[Data records]
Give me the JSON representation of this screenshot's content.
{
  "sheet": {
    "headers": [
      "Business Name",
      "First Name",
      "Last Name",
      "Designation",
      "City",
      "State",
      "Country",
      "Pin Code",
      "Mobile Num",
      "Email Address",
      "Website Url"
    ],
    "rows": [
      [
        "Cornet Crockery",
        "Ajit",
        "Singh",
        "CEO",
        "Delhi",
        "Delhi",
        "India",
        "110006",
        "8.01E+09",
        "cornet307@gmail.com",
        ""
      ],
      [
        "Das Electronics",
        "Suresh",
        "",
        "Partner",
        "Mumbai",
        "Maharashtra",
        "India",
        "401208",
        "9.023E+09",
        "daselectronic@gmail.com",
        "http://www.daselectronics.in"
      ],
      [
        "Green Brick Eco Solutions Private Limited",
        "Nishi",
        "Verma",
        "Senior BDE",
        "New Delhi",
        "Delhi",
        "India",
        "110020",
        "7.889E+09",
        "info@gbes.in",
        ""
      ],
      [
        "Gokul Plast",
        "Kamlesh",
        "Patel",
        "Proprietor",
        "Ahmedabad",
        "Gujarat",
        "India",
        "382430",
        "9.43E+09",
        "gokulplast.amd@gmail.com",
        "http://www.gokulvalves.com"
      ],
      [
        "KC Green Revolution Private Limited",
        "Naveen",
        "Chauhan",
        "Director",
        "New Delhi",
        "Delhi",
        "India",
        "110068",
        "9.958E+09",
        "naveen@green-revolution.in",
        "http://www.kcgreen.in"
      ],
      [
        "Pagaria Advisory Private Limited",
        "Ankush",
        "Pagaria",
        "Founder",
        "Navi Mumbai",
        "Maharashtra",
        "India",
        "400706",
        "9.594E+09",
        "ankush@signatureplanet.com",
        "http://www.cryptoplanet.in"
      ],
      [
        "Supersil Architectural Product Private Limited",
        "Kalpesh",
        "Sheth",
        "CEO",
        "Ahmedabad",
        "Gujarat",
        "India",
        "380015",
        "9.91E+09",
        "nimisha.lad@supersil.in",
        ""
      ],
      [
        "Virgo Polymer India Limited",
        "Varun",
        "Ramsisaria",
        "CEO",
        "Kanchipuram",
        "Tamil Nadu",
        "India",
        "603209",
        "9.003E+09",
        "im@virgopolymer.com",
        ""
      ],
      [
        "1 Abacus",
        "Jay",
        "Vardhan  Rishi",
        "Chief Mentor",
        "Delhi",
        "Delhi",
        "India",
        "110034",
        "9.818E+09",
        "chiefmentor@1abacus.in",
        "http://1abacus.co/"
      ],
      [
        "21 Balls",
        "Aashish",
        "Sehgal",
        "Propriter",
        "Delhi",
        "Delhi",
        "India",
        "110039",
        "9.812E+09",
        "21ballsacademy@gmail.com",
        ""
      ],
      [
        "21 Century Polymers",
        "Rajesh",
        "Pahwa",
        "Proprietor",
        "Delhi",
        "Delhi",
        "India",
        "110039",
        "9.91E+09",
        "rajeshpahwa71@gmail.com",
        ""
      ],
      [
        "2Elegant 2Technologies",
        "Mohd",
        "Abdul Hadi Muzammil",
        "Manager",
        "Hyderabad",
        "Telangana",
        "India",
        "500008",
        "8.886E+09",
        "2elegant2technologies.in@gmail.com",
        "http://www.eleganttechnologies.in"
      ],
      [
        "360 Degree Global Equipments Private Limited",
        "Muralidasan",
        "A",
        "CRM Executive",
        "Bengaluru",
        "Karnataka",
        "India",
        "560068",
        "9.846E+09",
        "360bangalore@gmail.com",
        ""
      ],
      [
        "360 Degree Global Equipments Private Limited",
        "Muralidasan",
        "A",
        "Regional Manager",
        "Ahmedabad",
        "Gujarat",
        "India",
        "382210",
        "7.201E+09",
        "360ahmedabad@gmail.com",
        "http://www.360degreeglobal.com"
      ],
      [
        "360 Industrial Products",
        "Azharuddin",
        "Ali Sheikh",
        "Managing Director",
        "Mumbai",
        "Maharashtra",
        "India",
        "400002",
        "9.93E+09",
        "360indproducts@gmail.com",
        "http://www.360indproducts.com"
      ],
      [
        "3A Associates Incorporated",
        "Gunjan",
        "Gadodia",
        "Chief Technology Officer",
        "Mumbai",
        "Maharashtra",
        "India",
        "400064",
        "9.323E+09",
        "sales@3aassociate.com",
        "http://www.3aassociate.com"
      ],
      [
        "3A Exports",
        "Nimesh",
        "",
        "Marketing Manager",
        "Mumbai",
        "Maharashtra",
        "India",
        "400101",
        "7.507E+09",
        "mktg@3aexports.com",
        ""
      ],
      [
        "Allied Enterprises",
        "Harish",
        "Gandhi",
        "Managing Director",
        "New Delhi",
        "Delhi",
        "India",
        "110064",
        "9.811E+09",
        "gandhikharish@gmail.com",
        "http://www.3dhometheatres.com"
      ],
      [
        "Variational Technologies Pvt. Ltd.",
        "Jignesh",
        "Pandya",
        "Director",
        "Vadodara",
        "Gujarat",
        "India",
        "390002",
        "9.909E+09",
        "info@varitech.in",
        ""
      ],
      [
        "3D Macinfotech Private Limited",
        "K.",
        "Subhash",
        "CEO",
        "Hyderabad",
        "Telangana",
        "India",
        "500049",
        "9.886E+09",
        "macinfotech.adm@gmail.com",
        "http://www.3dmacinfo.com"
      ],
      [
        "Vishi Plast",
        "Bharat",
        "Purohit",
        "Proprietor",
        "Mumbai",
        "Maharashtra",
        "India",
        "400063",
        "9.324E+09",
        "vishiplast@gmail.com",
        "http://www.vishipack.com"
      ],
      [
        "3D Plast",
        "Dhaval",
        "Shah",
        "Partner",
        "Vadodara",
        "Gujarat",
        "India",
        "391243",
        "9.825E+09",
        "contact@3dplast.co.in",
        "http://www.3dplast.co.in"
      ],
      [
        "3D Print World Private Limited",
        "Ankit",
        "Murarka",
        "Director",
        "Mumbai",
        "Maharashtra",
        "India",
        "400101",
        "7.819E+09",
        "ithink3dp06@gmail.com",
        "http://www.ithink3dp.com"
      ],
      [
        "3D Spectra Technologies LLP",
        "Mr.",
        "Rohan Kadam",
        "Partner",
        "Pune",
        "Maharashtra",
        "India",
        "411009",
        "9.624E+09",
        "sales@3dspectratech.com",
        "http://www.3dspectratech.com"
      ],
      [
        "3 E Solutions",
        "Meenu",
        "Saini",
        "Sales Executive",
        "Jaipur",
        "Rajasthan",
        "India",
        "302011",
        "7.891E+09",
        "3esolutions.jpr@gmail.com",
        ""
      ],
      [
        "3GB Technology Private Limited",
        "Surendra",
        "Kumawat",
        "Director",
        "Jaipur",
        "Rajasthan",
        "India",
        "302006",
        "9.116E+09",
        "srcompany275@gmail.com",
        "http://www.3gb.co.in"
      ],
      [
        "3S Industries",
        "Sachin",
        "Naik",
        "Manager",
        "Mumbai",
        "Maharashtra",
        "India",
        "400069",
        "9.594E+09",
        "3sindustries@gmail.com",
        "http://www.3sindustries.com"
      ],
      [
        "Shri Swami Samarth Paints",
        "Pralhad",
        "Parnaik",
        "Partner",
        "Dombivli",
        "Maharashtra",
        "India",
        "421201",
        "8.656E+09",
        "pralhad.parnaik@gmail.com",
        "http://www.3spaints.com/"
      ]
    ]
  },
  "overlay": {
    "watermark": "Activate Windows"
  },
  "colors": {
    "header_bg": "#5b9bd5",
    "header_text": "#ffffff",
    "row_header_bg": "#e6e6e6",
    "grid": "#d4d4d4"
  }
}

- **What is expected**:
From the listing, copy each line containing the word "Private".

- **Response to this task**:
        "Green Brick Eco Solutions Private Limited",
        "KC Green Revolution Private Limited",
        "Pagaria Advisory Private Limited",
        "Supersil Architectural Product Private Limited",
        "360 Degree Global Equipments Private Limited",
        "360 Degree Global Equipments Private Limited",
        "3D Macinfotech Private Limited",
        "3D Print World Private Limited",
        "3GB Technology Private Limited",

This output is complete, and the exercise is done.